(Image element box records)

++++++

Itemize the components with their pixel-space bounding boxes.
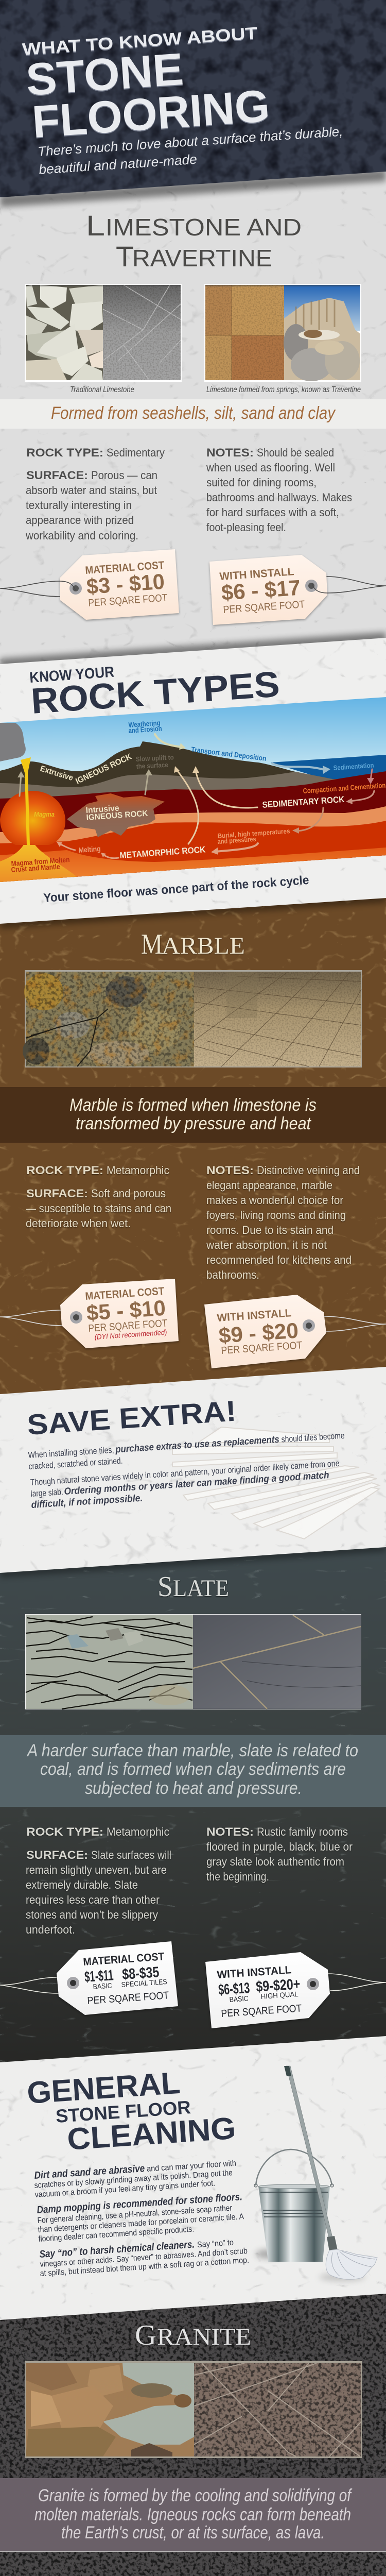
diagram labels: Intrusive — [85, 804, 119, 815]
panel: limestone and travertine — [0, 155, 386, 675]
price tag: with install: PER SQARE FOOT — [223, 599, 305, 616]
text: notes: NOTES: — [206, 1164, 254, 1177]
panel: marble — [0, 891, 386, 1406]
text: rock type and surface: underfoot. — [26, 1923, 75, 1936]
text: damp mopping: flooring dealer can recommend specific products. — [38, 2225, 195, 2244]
heading: limestone and travertine: RAVERTINE — [132, 245, 272, 272]
text: rock type and surface: ROCK TYPE: — [26, 1825, 103, 1838]
band: marble formation: transformed by pressure and heat — [76, 1114, 311, 1133]
price tag: with install: BASIC — [229, 1994, 249, 2004]
heading: general stone floor cleaning — [26, 2065, 237, 2157]
text: rock type and surface: stones and won’t be slippery — [26, 1908, 158, 1921]
price tag: with install: $6-$13 — [218, 1980, 250, 1998]
text: notes: water absorption, it is not — [206, 1239, 327, 1251]
heading: general stone floor cleaning: GENERAL — [26, 2065, 181, 2110]
heading: slate: S — [157, 1571, 173, 1603]
text: notes: floored in purple, black, blue or — [206, 1840, 353, 1853]
price tag: material cost: $5 - $10 — [85, 1296, 166, 1325]
diagram labels: IGNEOUS ROCK — [86, 809, 148, 822]
diagram labels: the surface — [136, 761, 168, 770]
text: notes: NOTES: — [206, 446, 254, 459]
price tag: material cost — [0, 1279, 179, 1348]
diagram labels: Magma from Molten — [11, 855, 70, 868]
diagram labels — [11, 719, 386, 874]
text: rock type and surface: Metamorphic — [107, 1825, 169, 1838]
diagram labels: Sedimentation — [333, 761, 374, 772]
text: dirt and sand — [34, 2157, 237, 2199]
text: notes: suited for dining rooms, — [206, 476, 317, 489]
text: notes: when used as flooring. Well — [206, 461, 335, 474]
photo captions: Traditional Limestone — [70, 385, 134, 394]
band: slate formation: subjected to heat and pressure. — [85, 1778, 302, 1798]
text: rock type and surface: — susceptible to stains and can — [26, 1202, 171, 1215]
intrusive igneous rock blob — [67, 793, 165, 837]
text: rock type and surface: ROCK TYPE: — [26, 1164, 103, 1177]
text: damp mopping — [37, 2191, 244, 2244]
heading: marble: M — [141, 928, 163, 960]
text: notes: Should be sealed — [257, 446, 334, 459]
text: dirt and sand: scratches or by slowly grinding away at its polish. Drag out the — [34, 2168, 233, 2190]
text: notes — [206, 446, 352, 534]
photo: slate rock and floor — [25, 1614, 361, 1709]
text: purchase extras: cracked, scratched or stained. — [28, 1456, 123, 1471]
subtitle: beautiful and nature-made — [38, 151, 198, 177]
price tag: with install: HIGH QUAL — [260, 1990, 299, 2001]
heading: granite: G — [135, 2319, 156, 2351]
diagram labels: Extrusive — [39, 765, 74, 783]
text: purchase extras: should tiles become — [281, 1431, 345, 1444]
text: notes: Distinctive veining and — [257, 1164, 360, 1177]
text: harsh chemicals — [39, 2236, 249, 2278]
text: notes: rooms. Due to its stain and — [206, 1224, 334, 1236]
price tag: material cost: MATERIAL COST — [85, 1285, 165, 1302]
price tag: with install: $9-$20+ — [255, 1976, 301, 1995]
text: rock type and surface: Sedimentary — [107, 446, 165, 459]
panel: slate — [0, 1540, 386, 2071]
diagram labels: Melting — [78, 844, 101, 854]
heading: save extra: SAVE EXTRA! — [26, 1394, 237, 1441]
text: notes — [206, 1825, 353, 1883]
text: notes: gray slate look authentic from — [206, 1855, 344, 1868]
heading: limestone and travertine — [86, 209, 302, 273]
price tag: material cost: PER SQARE FOOT — [88, 592, 168, 609]
heading: limestone and travertine: T — [116, 240, 134, 273]
band: slate formation: A harder surface than marble, slate is related to — [26, 1741, 358, 1760]
price tag: with install: PER SQARE FOOT — [221, 2003, 302, 2020]
text: rock type and surface: SURFACE: — [26, 1187, 88, 1200]
price tag: material cost — [0, 549, 179, 620]
text: notes — [206, 1164, 360, 1281]
illustration: fan of stone tiles — [172, 1427, 379, 1539]
text: notes: Rustic family rooms — [257, 1825, 348, 1838]
text: notes: bathrooms and hallways. Makes — [206, 491, 352, 504]
band: formed from seashells — [0, 399, 386, 429]
text: purchase extras: When installing stone tiles, — [28, 1445, 114, 1460]
price tag: material cost: PER SQARE FOOT — [87, 1990, 169, 2007]
text: rock type and surface: remain slightly uneven, but are — [26, 1863, 167, 1876]
photo: marble rock and floor — [23, 970, 362, 1067]
price tag: material cost: PER SQARE FOOT — [88, 1318, 168, 1334]
panel: page header — [0, 0, 386, 207]
text: damp mopping: than detergents or cleaners made for porcelain or ceramic tile. A — [38, 2212, 244, 2234]
text: rock type and surface: extremely durable. Slate — [26, 1878, 138, 1891]
photo: granite rocks and floor — [25, 2361, 362, 2458]
text: damp mopping: Damp mopping is recommended for stone floors. — [37, 2191, 242, 2216]
price tag: with install — [205, 1952, 386, 2028]
price tag: material cost: MATERIAL COST — [83, 1951, 165, 1968]
price tag: with install: $6 - $17 — [220, 575, 301, 605]
panel: general stone floor cleaning — [0, 2036, 386, 2320]
price tag: material cost: $3 - $10 — [85, 569, 165, 599]
diagram labels: Magma — [34, 810, 55, 818]
subtitle: There’s much to love about a surface that’s durable, — [37, 124, 343, 159]
diagram labels: METAMORPHIC ROCK — [119, 844, 206, 860]
text: ordering later: large slab. — [30, 1487, 63, 1499]
band: granite formation — [0, 2478, 386, 2552]
text: rock type and surface: Soft and porous — [91, 1187, 166, 1200]
price tag: material cost: SPECIAL TILES — [121, 1977, 167, 1989]
price tag: material cost: $8-$35 — [121, 1964, 160, 1983]
text: notes: the beginning. — [206, 1870, 269, 1883]
text: rock type and surface: deteriorate when wet. — [26, 1217, 131, 1230]
text: purchase extras — [28, 1430, 345, 1471]
text: purchase extras: purchase extras to use as replacements — [115, 1434, 279, 1455]
text: notes: foyers, living rooms and dining — [206, 1209, 346, 1222]
band: marble formation — [0, 1087, 386, 1143]
text: rock type and surface: SURFACE: — [26, 1849, 88, 1861]
band: slate formation — [0, 1735, 386, 1807]
text: dirt and sand: Dirt and sand are abrasive — [34, 2163, 145, 2181]
heading: granite: RANITE — [157, 2324, 251, 2350]
heading: limestone and travertine: IMESTONE AND — [106, 214, 302, 241]
title: FLOORING — [30, 80, 271, 147]
text: harsh chemicals: Say “no” to — [197, 2239, 234, 2249]
price tag: with install: WITH INSTALL — [217, 1964, 292, 1981]
text: rock type and surface: texturally interesting in — [26, 499, 132, 512]
panel: save extra — [0, 1367, 386, 1578]
text: rock type and surface: requires less care than other — [26, 1893, 160, 1906]
text: notes: elegant appearance, marble — [206, 1179, 332, 1192]
heading: slate: LATE — [173, 1575, 229, 1602]
diagram labels: Weathering — [128, 719, 161, 729]
heading: know your rock types: ROCK TYPES — [30, 664, 281, 721]
text: rock type and surface: SURFACE: — [26, 469, 88, 482]
text: rock type and surface — [26, 1164, 171, 1230]
text: notes: bathrooms. — [206, 1268, 259, 1281]
price tag: material cost: $1-$11 — [84, 1967, 114, 1986]
diagram labels: Slow uplift to — [135, 753, 174, 763]
text: dirt and sand: and can mar your floor with — [147, 2159, 236, 2174]
text: notes: foot-pleasing feel. — [206, 521, 286, 534]
band: granite formation: the Earth's crust, or at its surface, as lava. — [61, 2523, 325, 2543]
heading: general stone floor cleaning: CLEANING — [66, 2111, 237, 2157]
diagram labels: and Erosion — [128, 724, 162, 735]
text: rock type and surface: Slate surfaces will — [91, 1849, 171, 1861]
text: dirt and sand: vacuum or a broom if you feel any tiny grains under foot. — [34, 2179, 216, 2199]
text: notes: recommended for kitchens and — [206, 1253, 352, 1266]
title — [22, 23, 271, 147]
heading: marble: ARBLE — [162, 933, 245, 959]
price tag: material cost: BASIC — [93, 1981, 112, 1991]
band: slate formation: coal, and is formed when clay sediments are — [40, 1759, 346, 1779]
diagram labels: and pressures — [217, 835, 256, 845]
chart: rock cycle diagram — [0, 696, 386, 886]
text: rock type and surface — [25, 446, 165, 542]
text: rock type and surface: Metamorphic — [107, 1164, 169, 1177]
price tag: material cost — [0, 1941, 178, 2015]
text: harsh chemicals: Say “no” to harsh chemical cleaners. — [39, 2239, 195, 2260]
text: harsh chemicals: vinegars or other acids. Say “never” to abrasives. And don’t scrub — [40, 2247, 248, 2269]
text: harsh chemicals: at spills, but instead blot them up with a soft rag or a cotton mop. — [40, 2256, 249, 2278]
title: STONE — [24, 43, 185, 105]
price tag: with install: $9 - $20 — [218, 1318, 299, 1348]
price tag: with install: WITH INSTALL — [219, 566, 294, 583]
text: ordering later: Ordering months or years later can make finding a good match — [64, 1470, 329, 1497]
price tag: with install — [209, 555, 386, 625]
text: notes: makes a wonderful choice for — [206, 1194, 343, 1207]
heading: general stone floor cleaning: STONE FLOOR — [55, 2096, 191, 2127]
price tag: with install: WITH INSTALL — [217, 1307, 292, 1324]
icon: bucket and mop — [254, 2066, 377, 2281]
price tag: with install — [204, 1295, 386, 1368]
photo: travertine — [204, 284, 361, 382]
subtitle — [37, 124, 343, 177]
diagram labels: SEDIMENTARY ROCK — [262, 794, 345, 810]
text: rock type and surface — [26, 1825, 171, 1936]
price tag: material cost: MATERIAL COST — [85, 560, 165, 577]
text: damp mopping: For general cleaning, use a pH-neutral, stone-safe soap rather — [37, 2204, 233, 2225]
photo captions — [70, 385, 361, 394]
text: ordering later: difficult, if not impossible. — [31, 1493, 143, 1511]
text: notes: for hard surfaces with a soft, — [206, 506, 339, 519]
text: rock type and surface: absorb water and stains, but — [26, 484, 157, 497]
text: rock type and surface: ROCK TYPE: — [26, 446, 103, 459]
panel: granite — [0, 2287, 386, 2576]
diagram labels: Burial, high temperatures — [217, 827, 290, 840]
photo: traditional limestone — [25, 284, 182, 382]
diagram labels: Transport and Deposition — [191, 745, 267, 762]
diagram labels: IGNEOUS ROCK — [75, 752, 133, 786]
band: formed from seashells: Formed from seashells, silt, sand and clay — [51, 403, 336, 423]
text: rock type and surface: Porous — can — [91, 469, 157, 482]
text: rock type and surface: workability and coloring. — [25, 529, 138, 542]
band: marble formation: Marble is formed when limestone is — [69, 1095, 317, 1115]
text: rock type and surface: appearance with prized — [26, 514, 134, 527]
heading: know your rock types: KNOW YOUR — [29, 664, 115, 686]
title: WHAT TO KNOW ABOUT — [22, 23, 258, 59]
price tag: material cost: (DYI Not recommended) — [94, 1328, 167, 1341]
text: ordering later — [30, 1459, 340, 1511]
diagram labels: Crust and Mantle — [11, 862, 60, 874]
heading: limestone and travertine: L — [86, 209, 105, 242]
panel: know your rock types — [0, 632, 386, 928]
text: notes: NOTES: — [206, 1825, 254, 1838]
arrows — [20, 734, 374, 858]
price tag: with install: PER SQARE FOOT — [221, 1340, 303, 1357]
caption: rock cycle: Your stone floor was once part of the rock cycle — [43, 873, 309, 905]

++++++

[TASK] Print the lines of the records exactly as they appear, starting at the line that contains "diagram labels: Intrusive" and ending at the line that contains "1825, 103, 1838]".

[RESPONSE TO THE TASK]
diagram labels: Intrusive — [85, 804, 119, 815]
panel: limestone and travertine — [0, 155, 386, 675]
price tag: with install: PER SQARE FOOT — [223, 599, 305, 616]
text: notes: NOTES: — [206, 1164, 254, 1177]
panel: marble — [0, 891, 386, 1406]
text: rock type and surface: underfoot. — [26, 1923, 75, 1936]
text: damp mopping: flooring dealer can recommend specific products. — [38, 2225, 195, 2244]
heading: limestone and travertine: RAVERTINE — [132, 245, 272, 272]
text: rock type and surface: ROCK TYPE: — [26, 1825, 103, 1838]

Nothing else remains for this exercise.